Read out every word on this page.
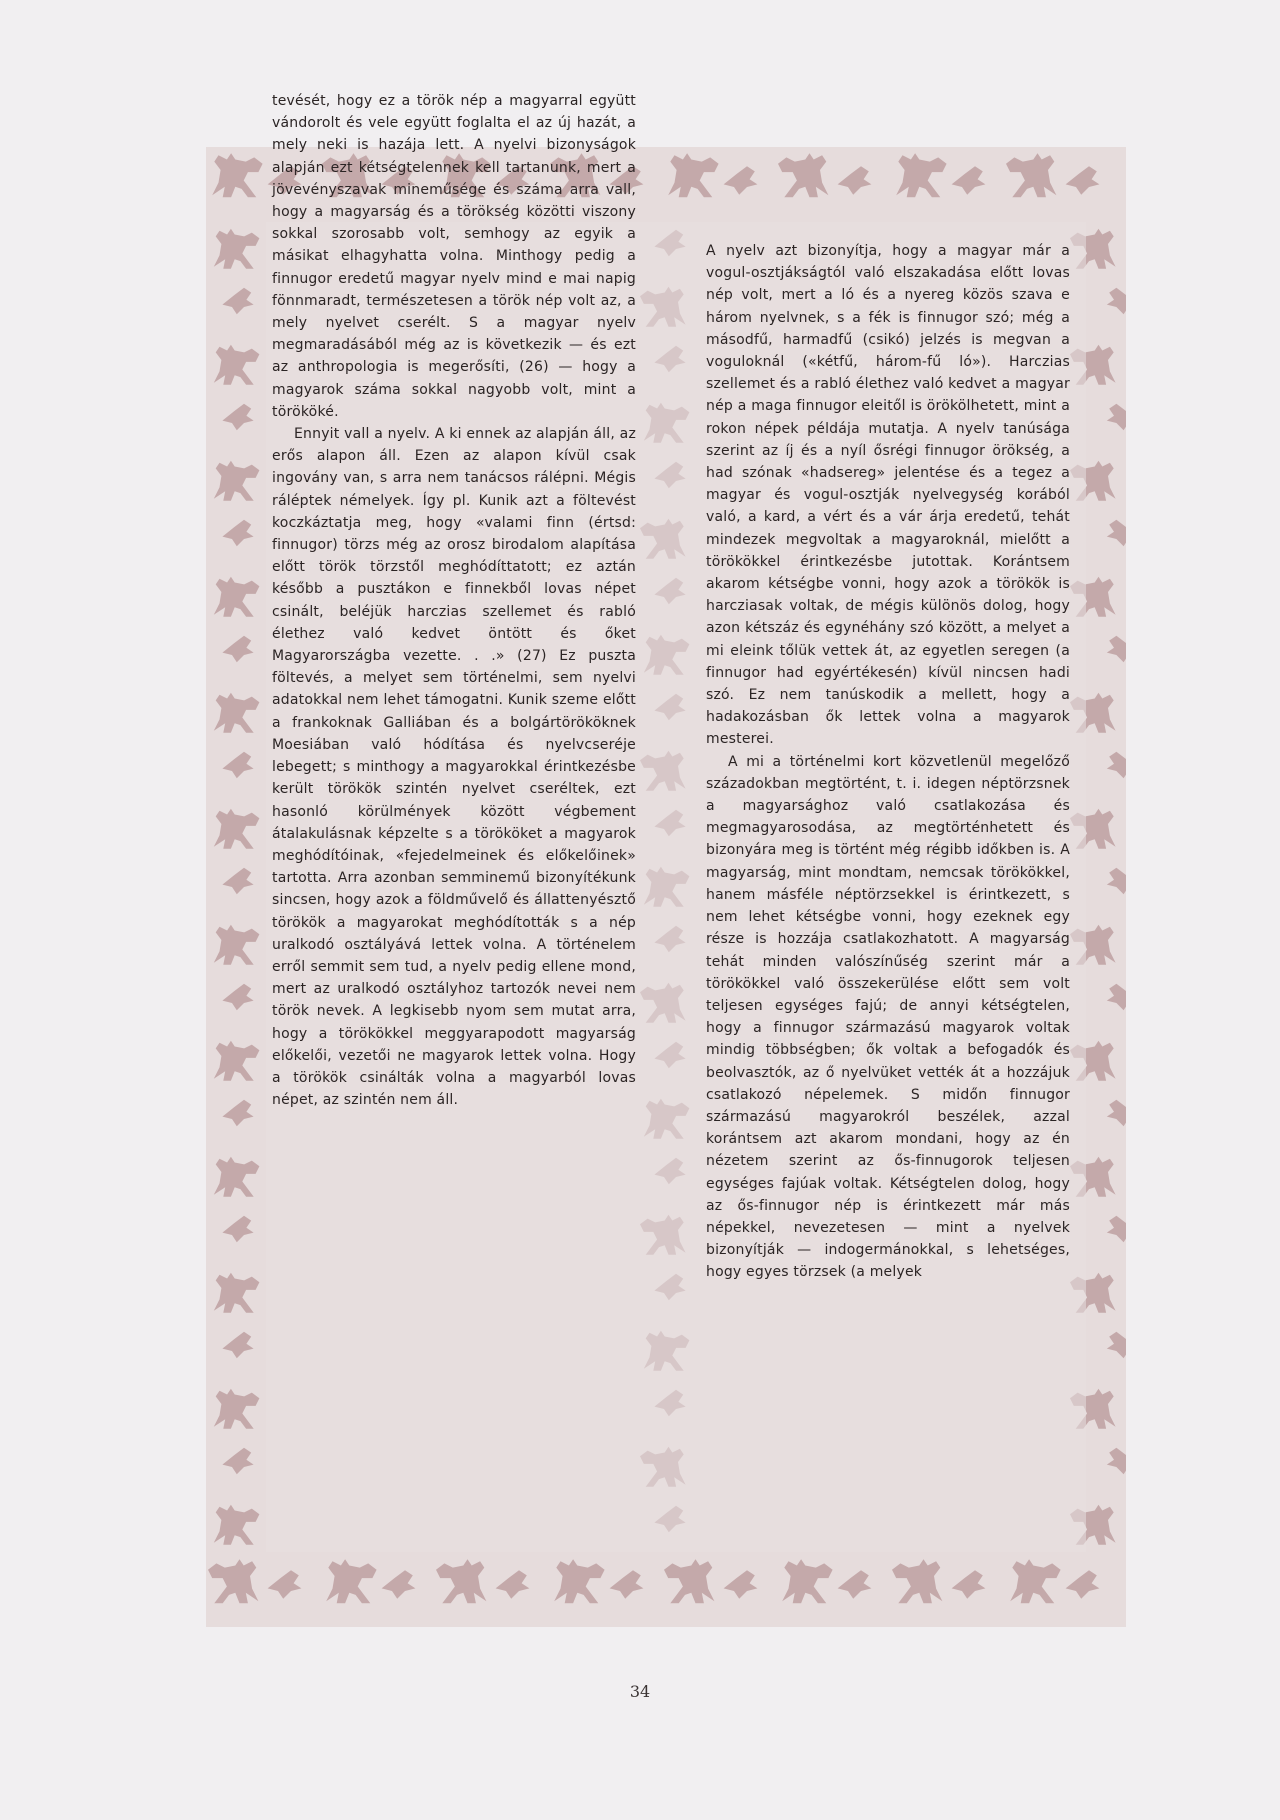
tevését, hogy ez a török nép a magyarral együtt vándorolt és vele együtt foglalta el az új hazát, a mely neki is hazája lett. A nyelvi bizonyságok alapján ezt kétségtelennek kell tartanunk, mert a jövevényszavak mineműsége és száma arra vall, hogy a magyarság és a törökség közötti viszony sokkal szorosabb volt, semhogy az egyik a másikat elhagyhatta volna. Minthogy pedig a finnugor eredetű magyar nyelv mind e mai napig fönnmaradt, természetesen a török nép volt az, a mely nyelvet cserélt. S a magyar nyelv megmaradásából még az is következik — és ezt az anthropologia is megerősíti, (26) — hogy a magyarok száma sokkal nagyobb volt, mint a törököké.

Ennyit vall a nyelv. A ki ennek az alapján áll, az erős alapon áll. Ezen az alapon kívül csak ingovány van, s arra nem tanácsos rálépni. Mégis ráléptek némelyek. Így pl. Kunik azt a föltevést koczkáztatja meg, hogy «valami finn (értsd: finnugor) törzs még az orosz birodalom alapítása előtt török törzstől meghódíttatott; ez aztán később a pusztákon e finnekből lovas népet csinált, beléjük harczias szellemet és rabló élethez való kedvet öntött és őket Magyarországba vezette. . .» (27) Ez puszta föltevés, a melyet sem történelmi, sem nyelvi adatokkal nem lehet támogatni. Kunik szeme előtt a frankoknak Galliában és a bolgártörököknek Moesiában való hódítása és nyelvcseréje lebegett; s minthogy a magyarokkal érintkezésbe került törökök szintén nyelvet cseréltek, ezt hasonló körülmények között végbement átalakulásnak képzelte s a törököket a magyarok meghódítóinak, «fejedelmeinek és előkelőinek» tartotta. Arra azonban semminemű bizonyítékunk sincsen, hogy azok a földművelő és állattenyésztő törökök a magyarokat meghódították s a nép uralkodó osztályává lettek volna. A történelem erről semmit sem tud, a nyelv pedig ellene mond, mert az uralkodó osztályhoz tartozók nevei nem török nevek. A legkisebb nyom sem mutat arra, hogy a törökökkel meggyarapodott magyarság előkelői, vezetői ne magyarok lettek volna. Hogy a törökök csinálták volna a magyarból lovas népet, az szintén nem áll.

A nyelv azt bizonyítja, hogy a magyar már a vogul-osztjákságtól való elszakadása előtt lovas nép volt, mert a ló és a nyereg közös szava e három nyelvnek, s a fék is finnugor szó; még a másodfű, harmadfű (csikó) jelzés is megvan a voguloknál («kétfű, három-fű ló»). Harczias szellemet és a rabló élethez való kedvet a magyar nép a maga finnugor eleitől is örökölhetett, mint a rokon népek példája mutatja. A nyelv tanúsága szerint az íj és a nyíl ősrégi finnugor örökség, a had szónak «hadsereg» jelentése és a tegez a magyar és vogul-osztják nyelvegység korából való, a kard, a vért és a vár árja eredetű, tehát mindezek megvoltak a magyaroknál, mielőtt a törökökkel érintkezésbe jutottak. Korántsem akarom kétségbe vonni, hogy azok a törökök is harcziasak voltak, de mégis különös dolog, hogy azon kétszáz és egynéhány szó között, a melyet a mi eleink tőlük vettek át, az egyetlen seregen (a finnugor had egyértékesén) kívül nincsen hadi szó. Ez nem tanúskodik a mellett, hogy a hadakozásban ők lettek volna a magyarok mesterei.

A mi a történelmi kort közvetlenül megelőző századokban megtörtént, t. i. idegen néptörzsnek a magyarsághoz való csatlakozása és megmagyarosodása, az megtörténhetett és bizonyára meg is történt még régibb időkben is. A magyarság, mint mondtam, nemcsak törökökkel, hanem másféle néptörzsekkel is érintkezett, s nem lehet kétségbe vonni, hogy ezeknek egy része is hozzája csatlakozhatott. A magyarság tehát minden valószínűség szerint már a törökökkel való összekerülése előtt sem volt teljesen egységes fajú; de annyi kétségtelen, hogy a finnugor származású magyarok voltak mindig többségben; ők voltak a befogadók és beolvasztók, az ő nyelvüket vették át a hozzájuk csatlakozó népelemek. S midőn finnugor származású magyarokról beszélek, azzal korántsem azt akarom mondani, hogy az én nézetem szerint az ős-finnugorok teljesen egységes fajúak voltak. Kétségtelen dolog, hogy az ős-finnugor nép is érintkezett már más népekkel, nevezetesen — mint a nyelvek bizonyítják — indogermánokkal, s lehetséges, hogy egyes törzsek (a melyek

34
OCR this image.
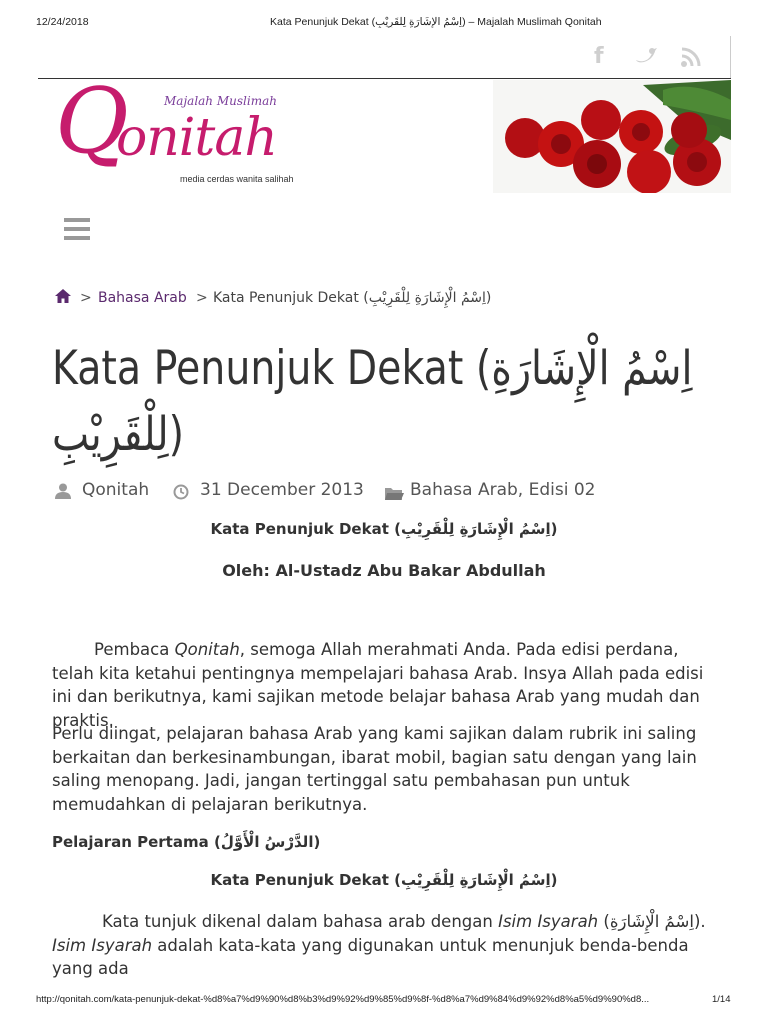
12/24/2018	Kata Penunjuk Dekat (اِسْمُ الْإِشَارَةِ لِلْقَرِيْبِ) – Majalah Muslimah Qonitah
f
Q
onitah
Majalah Muslimah
media cerdas wanita salihah
> Bahasa Arab > Kata Penunjuk Dekat (اِسْمُ الْإِشَارَةِ لِلْقَرِيْبِ)
Kata Penunjuk Dekat (اِسْمُ الْإِشَارَةِ
لِلْقَرِيْبِ)
Qonitah	31 December 2013	Bahasa Arab, Edisi 02
Kata Penunjuk Dekat (اِسْمُ الْإِشَارَةِ لِلْقَرِيْبِ)
Oleh: Al-Ustadz Abu Bakar Abdullah
Pembaca Qonitah, semoga Allah merahmati Anda. Pada edisi perdana, telah kita ketahui pentingnya mempelajari bahasa Arab. Insya Allah pada edisi ini dan berikutnya, kami sajikan metode belajar bahasa Arab yang mudah dan praktis.
Perlu diingat, pelajaran bahasa Arab yang kami sajikan dalam rubrik ini saling berkaitan dan berkesinambungan, ibarat mobil, bagian satu dengan yang lain saling menopang. Jadi, jangan tertinggal satu pembahasan pun untuk memudahkan di pelajaran berikutnya.
Pelajaran Pertama (الدَّرْسُ الْأَوَّلُ)
Kata Penunjuk Dekat (اِسْمُ الْإِشَارَةِ لِلْقَرِيْبِ)
Kata tunjuk dikenal dalam bahasa arab dengan Isim Isyarah (اِسْمُ الْإِشَارَةِ). Isim Isyarah adalah kata-kata yang digunakan untuk menunjuk benda-benda yang ada
http://qonitah.com/kata-penunjuk-dekat-%d8%a7%d9%90%d8%b3%d9%92%d9%85%d9%8f-%d8%a7%d9%84%d9%92%d8%a5%d9%90%d8...	1/14
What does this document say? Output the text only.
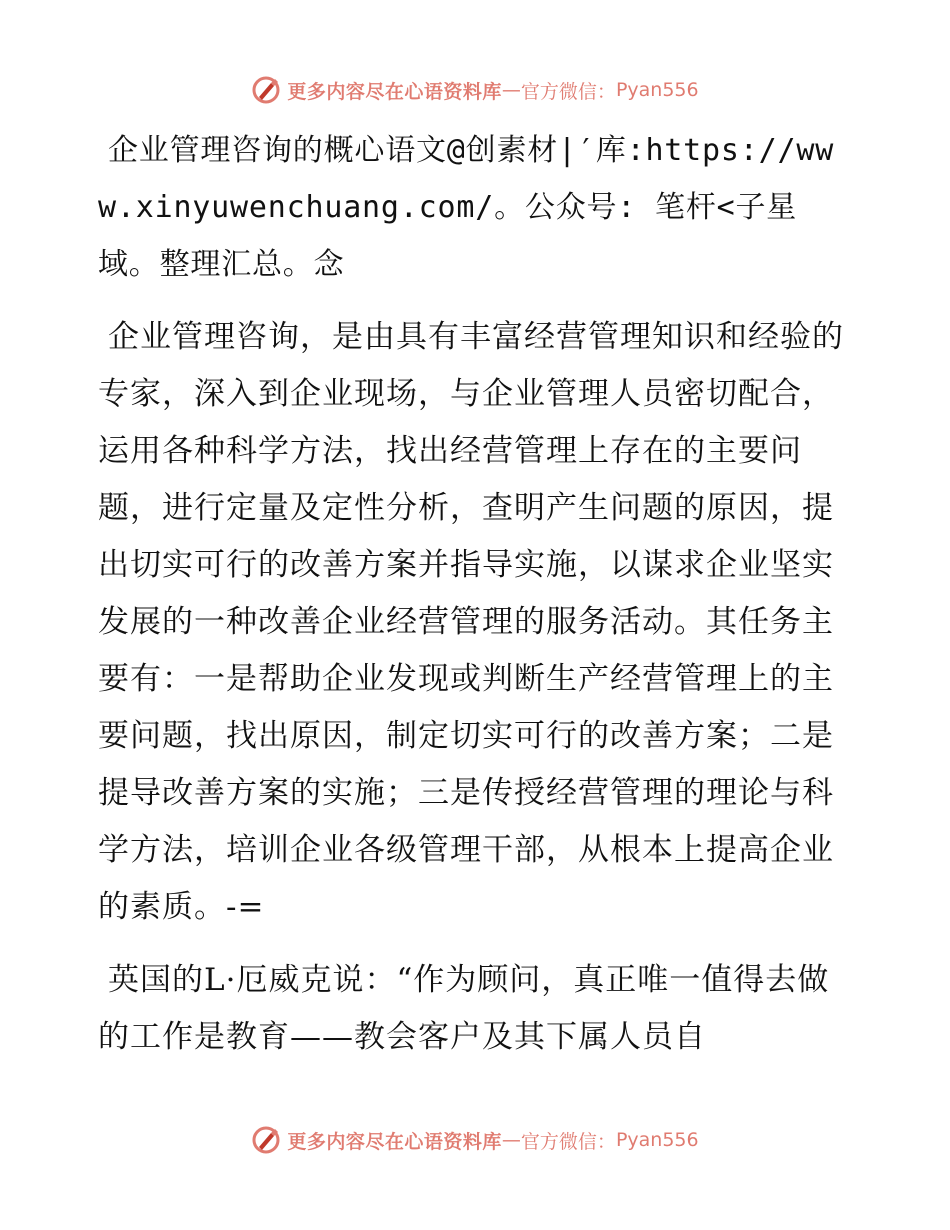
更多内容尽在心语资料库 — 官方微信： Pyan556

企业管理咨询的概心语文@创素材|′库:https://www.xinyuwenchuang.com/。公众号: 笔杆<子星域。整理汇总。念

企业管理咨询，是由具有丰富经营管理知识和经验的专家，深入到企业现场，与企业管理人员密切配合，运用各种科学方法，找出经营管理上存在的主要问题，进行定量及定性分析，查明产生问题的原因，提出切实可行的改善方案并指导实施，以谋求企业坚实发展的一种改善企业经营管理的服务活动。其任务主要有：一是帮助企业发现或判断生产经营管理上的主要问题，找出原因，制定切实可行的改善方案；二是提导改善方案的实施；三是传授经营管理的理论与科学方法，培训企业各级管理干部，从根本上提高企业的素质。-=

英国的L·厄威克说：“作为顾问，真正唯一值得去做的工作是教育——教会客户及其下属人员自

更多内容尽在心语资料库 — 官方微信： Pyan556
§
WHAT IS NEEDED: Your copy of the data should match it exactly, except that pictures are left out.

ANSWER FOR THIS EXERCISE:
Read out every word on this page.
tevését, hogy ez a török nép a magyarral együtt vándorolt és vele együtt foglalta el az új hazát, a mely neki is hazája lett. A nyelvi bizonyságok alapján ezt kétségtelennek kell tartanunk, mert a jövevényszavak mineműsége és száma arra vall, hogy a magyarság és a törökség közötti viszony sokkal szorosabb volt, semhogy az egyik a másikat elhagyhatta volna. Minthogy pedig a finnugor eredetű magyar nyelv mind e mai napig fönnmaradt, természetesen a török nép volt az, a mely nyelvet cserélt. S a magyar nyelv megmaradásából még az is következik — és ezt az anthropologia is megerősíti, (26) — hogy a magyarok száma sokkal nagyobb volt, mint a törököké.

Ennyit vall a nyelv. A ki ennek az alapján áll, az erős alapon áll. Ezen az alapon kívül csak ingovány van, s arra nem tanácsos rálépni. Mégis ráléptek némelyek. Így pl. Kunik azt a föltevést koczkáztatja meg, hogy «valami finn (értsd: finnugor) törzs még az orosz birodalom alapítása előtt török törzstől meghódíttatott; ez aztán később a pusztákon e finnekből lovas népet csinált, beléjük harczias szellemet és rabló élethez való kedvet öntött és őket Magyarországba vezette. . .» (27) Ez puszta föltevés, a melyet sem történelmi, sem nyelvi adatokkal nem lehet támogatni. Kunik szeme előtt a frankoknak Galliában és a bolgártörököknek Moesiában való hódítása és nyelvcseréje lebegett; s minthogy a magyarokkal érintkezésbe került törökök szintén nyelvet cseréltek, ezt hasonló körülmények között végbement átalakulásnak képzelte s a törököket a magyarok meghódítóinak, «fejedelmeinek és előkelőinek» tartotta. Arra azonban semminemű bizonyítékunk sincsen, hogy azok a földművelő és állattenyésztő törökök a magyarokat meghódították s a nép uralkodó osztályává lettek volna. A történelem erről semmit sem tud, a nyelv pedig ellene mond, mert az uralkodó osztályhoz tartozók nevei nem török nevek. A legkisebb nyom sem mutat arra, hogy a törökökkel meggyarapodott magyarság előkelői, vezetői ne magyarok lettek volna. Hogy a törökök csinálták volna a magyarból lovas népet, az szintén nem áll.

A nyelv azt bizonyítja, hogy a magyar már a vogul-osztjákságtól való elszakadása előtt lovas nép volt, mert a ló és a nyereg közös szava e három nyelvnek, s a fék is finnugor szó; még a másodfű, harmadfű (csikó) jelzés is megvan a voguloknál («kétfű, három-fű ló»). Harczias szellemet és a rabló élethez való kedvet a magyar nép a maga finnugor eleitől is örökölhetett, mint a rokon népek példája mutatja. A nyelv tanúsága szerint az íj és a nyíl ősrégi finnugor örökség, a had szónak «hadsereg» jelentése és a tegez a magyar és vogul-osztják nyelvegység korából való, a kard, a vért és a vár árja eredetű, tehát mindezek megvoltak a magyaroknál, mielőtt a törökökkel érintkezésbe jutottak. Korántsem akarom kétségbe vonni, hogy azok a törökök is harcziasak voltak, de mégis különös dolog, hogy azon kétszáz és egynéhány szó között, a melyet a mi eleink tőlük vettek át, az egyetlen seregen (a finnugor had egyértékesén) kívül nincsen hadi szó. Ez nem tanúskodik a mellett, hogy a hadakozásban ők lettek volna a magyarok mesterei.

A mi a történelmi kort közvetlenül megelőző századokban megtörtént, t. i. idegen néptörzsnek a magyarsághoz való csatlakozása és megmagyarosodása, az megtörténhetett és bizonyára meg is történt még régibb időkben is. A magyarság, mint mondtam, nemcsak törökökkel, hanem másféle néptörzsekkel is érintkezett, s nem lehet kétségbe vonni, hogy ezeknek egy része is hozzája csatlakozhatott. A magyarság tehát minden valószínűség szerint már a törökökkel való összekerülése előtt sem volt teljesen egységes fajú; de annyi kétségtelen, hogy a finnugor származású magyarok voltak mindig többségben; ők voltak a befogadók és beolvasztók, az ő nyelvüket vették át a hozzájuk csatlakozó népelemek. S midőn finnugor származású magyarokról beszélek, azzal korántsem azt akarom mondani, hogy az én nézetem szerint az ős-finnugorok teljesen egységes fajúak voltak. Kétségtelen dolog, hogy az ős-finnugor nép is érintkezett már más népekkel, nevezetesen — mint a nyelvek bizonyítják — indogermánokkal, s lehetséges, hogy egyes törzsek (a melyek

34
OCR this image.
12/24/2018	Kata Penunjuk Dekat (اِسْمُ الْإِشَارَةِ لِلْقَرِيْبِ) – Majalah Muslimah Qonitah
f
Q
onitah
Majalah Muslimah
media cerdas wanita salihah
> Bahasa Arab > Kata Penunjuk Dekat (اِسْمُ الْإِشَارَةِ لِلْقَرِيْبِ)
Kata Penunjuk Dekat (اِسْمُ الْإِشَارَةِ
لِلْقَرِيْبِ)
Qonitah	31 December 2013	Bahasa Arab, Edisi 02
Kata Penunjuk Dekat (اِسْمُ الْإِشَارَةِ لِلْقَرِيْبِ)
Oleh: Al-Ustadz Abu Bakar Abdullah
Pembaca Qonitah, semoga Allah merahmati Anda. Pada edisi perdana, telah kita ketahui pentingnya mempelajari bahasa Arab. Insya Allah pada edisi ini dan berikutnya, kami sajikan metode belajar bahasa Arab yang mudah dan praktis.
Perlu diingat, pelajaran bahasa Arab yang kami sajikan dalam rubrik ini saling berkaitan dan berkesinambungan, ibarat mobil, bagian satu dengan yang lain saling menopang. Jadi, jangan tertinggal satu pembahasan pun untuk memudahkan di pelajaran berikutnya.
Pelajaran Pertama (الدَّرْسُ الْأَوَّلُ)
Kata Penunjuk Dekat (اِسْمُ الْإِشَارَةِ لِلْقَرِيْبِ)
Kata tunjuk dikenal dalam bahasa arab dengan Isim Isyarah (اِسْمُ الْإِشَارَةِ). Isim Isyarah adalah kata-kata yang digunakan untuk menunjuk benda-benda yang ada
http://qonitah.com/kata-penunjuk-dekat-%d8%a7%d9%90%d8%b3%d9%92%d9%85%d9%8f-%d8%a7%d9%84%d9%92%d8%a5%d9%90%d8...	1/14
What does this document say? Output the text only.
更多内容尽在心语资料库 — 官方微信： Pyan556

企业管理咨询的概心语文@创素材|′库:https://www.xinyuwenchuang.com/。公众号: 笔杆<子星域。整理汇总。念

企业管理咨询，是由具有丰富经营管理知识和经验的专家，深入到企业现场，与企业管理人员密切配合，运用各种科学方法，找出经营管理上存在的主要问题，进行定量及定性分析，查明产生问题的原因，提出切实可行的改善方案并指导实施，以谋求企业坚实发展的一种改善企业经营管理的服务活动。其任务主要有：一是帮助企业发现或判断生产经营管理上的主要问题，找出原因，制定切实可行的改善方案；二是提导改善方案的实施；三是传授经营管理的理论与科学方法，培训企业各级管理干部，从根本上提高企业的素质。-=

英国的L·厄威克说：“作为顾问，真正唯一值得去做的工作是教育——教会客户及其下属人员自

更多内容尽在心语资料库 — 官方微信： Pyan556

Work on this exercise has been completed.